» **TASK DIRECTIONS**
The records below are split into lines. How many of those lines contain the string "blueschist"? Reply with the number only.

***** DATA PROVIDED *****

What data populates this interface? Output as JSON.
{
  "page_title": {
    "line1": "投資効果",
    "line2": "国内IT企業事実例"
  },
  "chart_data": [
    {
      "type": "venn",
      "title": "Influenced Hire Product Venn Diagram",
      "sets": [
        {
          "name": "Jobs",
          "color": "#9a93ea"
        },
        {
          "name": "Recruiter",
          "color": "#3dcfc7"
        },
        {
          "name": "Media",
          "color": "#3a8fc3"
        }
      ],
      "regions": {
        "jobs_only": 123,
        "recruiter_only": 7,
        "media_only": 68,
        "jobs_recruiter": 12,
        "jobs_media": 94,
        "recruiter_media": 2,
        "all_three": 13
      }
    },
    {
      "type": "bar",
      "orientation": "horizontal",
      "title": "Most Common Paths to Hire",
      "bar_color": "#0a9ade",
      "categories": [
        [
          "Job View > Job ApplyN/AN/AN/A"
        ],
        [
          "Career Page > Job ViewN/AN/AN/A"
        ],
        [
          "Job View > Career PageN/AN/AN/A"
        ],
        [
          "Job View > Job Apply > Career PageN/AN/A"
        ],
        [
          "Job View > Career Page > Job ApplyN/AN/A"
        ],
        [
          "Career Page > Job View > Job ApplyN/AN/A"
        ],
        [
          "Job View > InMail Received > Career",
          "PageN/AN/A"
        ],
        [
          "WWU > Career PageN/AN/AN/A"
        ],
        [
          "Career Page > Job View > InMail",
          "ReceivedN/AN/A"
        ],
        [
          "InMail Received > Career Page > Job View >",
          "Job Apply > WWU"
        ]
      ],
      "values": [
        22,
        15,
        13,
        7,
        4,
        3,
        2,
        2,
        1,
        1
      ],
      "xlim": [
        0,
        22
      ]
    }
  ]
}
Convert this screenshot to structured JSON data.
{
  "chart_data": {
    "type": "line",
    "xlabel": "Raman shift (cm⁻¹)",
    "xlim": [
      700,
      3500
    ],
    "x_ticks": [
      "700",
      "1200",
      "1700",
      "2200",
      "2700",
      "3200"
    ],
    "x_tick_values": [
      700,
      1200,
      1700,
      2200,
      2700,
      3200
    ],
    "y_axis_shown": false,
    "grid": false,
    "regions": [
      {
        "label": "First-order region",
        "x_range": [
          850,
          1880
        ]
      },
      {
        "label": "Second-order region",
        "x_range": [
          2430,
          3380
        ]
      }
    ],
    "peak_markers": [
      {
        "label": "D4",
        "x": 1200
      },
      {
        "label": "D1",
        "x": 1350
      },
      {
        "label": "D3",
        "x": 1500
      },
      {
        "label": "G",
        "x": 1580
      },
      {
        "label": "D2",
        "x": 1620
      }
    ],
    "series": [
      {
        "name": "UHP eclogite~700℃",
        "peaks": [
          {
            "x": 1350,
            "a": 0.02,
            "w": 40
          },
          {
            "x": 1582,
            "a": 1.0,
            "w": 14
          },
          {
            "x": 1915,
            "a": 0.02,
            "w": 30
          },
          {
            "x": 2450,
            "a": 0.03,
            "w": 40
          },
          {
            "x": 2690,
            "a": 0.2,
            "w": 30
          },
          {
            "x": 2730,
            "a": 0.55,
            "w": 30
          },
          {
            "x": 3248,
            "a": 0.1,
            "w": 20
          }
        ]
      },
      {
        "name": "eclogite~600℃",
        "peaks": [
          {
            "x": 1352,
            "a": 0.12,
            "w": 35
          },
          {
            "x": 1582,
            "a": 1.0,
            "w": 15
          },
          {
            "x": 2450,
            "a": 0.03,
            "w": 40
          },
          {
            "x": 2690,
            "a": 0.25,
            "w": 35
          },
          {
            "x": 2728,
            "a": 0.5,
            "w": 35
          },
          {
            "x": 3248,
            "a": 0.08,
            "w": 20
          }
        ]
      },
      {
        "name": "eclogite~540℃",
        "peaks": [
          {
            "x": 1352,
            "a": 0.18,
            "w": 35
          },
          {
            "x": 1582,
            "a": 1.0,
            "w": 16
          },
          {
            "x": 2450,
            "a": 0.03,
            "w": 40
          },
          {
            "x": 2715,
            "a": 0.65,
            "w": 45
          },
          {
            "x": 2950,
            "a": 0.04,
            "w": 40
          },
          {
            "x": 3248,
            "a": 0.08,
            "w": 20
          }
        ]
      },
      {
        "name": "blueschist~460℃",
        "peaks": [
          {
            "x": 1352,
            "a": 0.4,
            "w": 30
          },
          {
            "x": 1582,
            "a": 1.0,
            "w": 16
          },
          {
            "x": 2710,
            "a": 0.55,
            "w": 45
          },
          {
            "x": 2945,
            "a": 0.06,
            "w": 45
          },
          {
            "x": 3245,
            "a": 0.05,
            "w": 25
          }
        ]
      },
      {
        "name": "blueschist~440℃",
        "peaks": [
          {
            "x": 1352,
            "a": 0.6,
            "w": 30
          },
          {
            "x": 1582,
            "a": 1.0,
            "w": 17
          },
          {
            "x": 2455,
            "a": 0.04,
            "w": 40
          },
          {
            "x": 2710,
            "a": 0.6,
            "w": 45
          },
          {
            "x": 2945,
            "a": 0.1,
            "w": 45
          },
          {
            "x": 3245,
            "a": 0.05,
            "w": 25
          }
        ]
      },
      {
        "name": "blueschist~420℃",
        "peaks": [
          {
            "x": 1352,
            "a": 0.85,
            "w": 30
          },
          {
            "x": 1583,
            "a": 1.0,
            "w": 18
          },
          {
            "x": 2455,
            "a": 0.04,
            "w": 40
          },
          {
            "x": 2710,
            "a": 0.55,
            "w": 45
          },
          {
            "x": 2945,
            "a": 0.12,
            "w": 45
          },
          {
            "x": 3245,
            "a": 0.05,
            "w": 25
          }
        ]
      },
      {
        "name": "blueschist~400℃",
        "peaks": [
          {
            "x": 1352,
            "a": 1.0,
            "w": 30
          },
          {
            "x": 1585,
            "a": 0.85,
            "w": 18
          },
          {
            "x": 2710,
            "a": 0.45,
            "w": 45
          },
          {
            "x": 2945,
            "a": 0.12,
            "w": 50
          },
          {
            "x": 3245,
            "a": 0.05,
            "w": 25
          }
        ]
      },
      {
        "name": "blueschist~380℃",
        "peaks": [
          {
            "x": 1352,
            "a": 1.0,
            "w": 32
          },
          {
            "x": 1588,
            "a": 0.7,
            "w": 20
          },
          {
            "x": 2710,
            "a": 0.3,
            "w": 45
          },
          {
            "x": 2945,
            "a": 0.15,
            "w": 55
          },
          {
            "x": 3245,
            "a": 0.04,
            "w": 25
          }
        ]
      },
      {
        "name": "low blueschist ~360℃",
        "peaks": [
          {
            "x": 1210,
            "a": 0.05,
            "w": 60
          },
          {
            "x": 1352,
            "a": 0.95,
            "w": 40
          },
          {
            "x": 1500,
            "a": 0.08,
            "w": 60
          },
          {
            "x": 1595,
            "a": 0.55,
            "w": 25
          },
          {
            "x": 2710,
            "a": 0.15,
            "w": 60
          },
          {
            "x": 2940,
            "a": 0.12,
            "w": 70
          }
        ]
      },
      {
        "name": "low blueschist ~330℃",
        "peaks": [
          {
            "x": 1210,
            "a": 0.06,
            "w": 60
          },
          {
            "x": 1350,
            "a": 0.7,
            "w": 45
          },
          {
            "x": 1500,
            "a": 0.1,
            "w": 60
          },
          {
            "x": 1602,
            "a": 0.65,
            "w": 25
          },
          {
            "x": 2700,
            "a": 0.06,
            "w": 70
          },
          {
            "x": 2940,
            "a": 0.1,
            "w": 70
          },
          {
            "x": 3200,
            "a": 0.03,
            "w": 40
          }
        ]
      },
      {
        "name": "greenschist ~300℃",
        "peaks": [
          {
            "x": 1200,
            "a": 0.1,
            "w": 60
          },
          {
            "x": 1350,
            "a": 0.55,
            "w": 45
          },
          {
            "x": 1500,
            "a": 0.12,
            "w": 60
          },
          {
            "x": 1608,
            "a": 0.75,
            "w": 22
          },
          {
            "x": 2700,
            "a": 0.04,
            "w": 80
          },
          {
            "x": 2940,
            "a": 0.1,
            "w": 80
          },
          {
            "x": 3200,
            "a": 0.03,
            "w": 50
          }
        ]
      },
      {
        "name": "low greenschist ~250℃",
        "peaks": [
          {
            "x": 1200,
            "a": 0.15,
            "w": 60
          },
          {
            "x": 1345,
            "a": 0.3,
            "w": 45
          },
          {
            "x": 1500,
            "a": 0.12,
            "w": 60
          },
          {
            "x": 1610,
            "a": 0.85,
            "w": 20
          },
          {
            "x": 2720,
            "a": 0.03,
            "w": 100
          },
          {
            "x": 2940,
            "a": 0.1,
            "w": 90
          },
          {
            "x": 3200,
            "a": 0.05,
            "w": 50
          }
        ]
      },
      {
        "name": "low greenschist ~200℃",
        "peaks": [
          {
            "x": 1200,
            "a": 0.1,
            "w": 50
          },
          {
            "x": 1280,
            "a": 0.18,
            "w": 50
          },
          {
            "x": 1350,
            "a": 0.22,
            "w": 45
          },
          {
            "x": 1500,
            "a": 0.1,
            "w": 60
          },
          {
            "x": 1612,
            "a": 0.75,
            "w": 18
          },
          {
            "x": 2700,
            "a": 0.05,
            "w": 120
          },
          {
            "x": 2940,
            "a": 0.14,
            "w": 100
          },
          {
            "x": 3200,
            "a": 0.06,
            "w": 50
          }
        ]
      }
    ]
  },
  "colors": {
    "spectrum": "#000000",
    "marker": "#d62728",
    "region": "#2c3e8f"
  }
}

*****

» **RESPONSE TO THIS EXERCISE**
7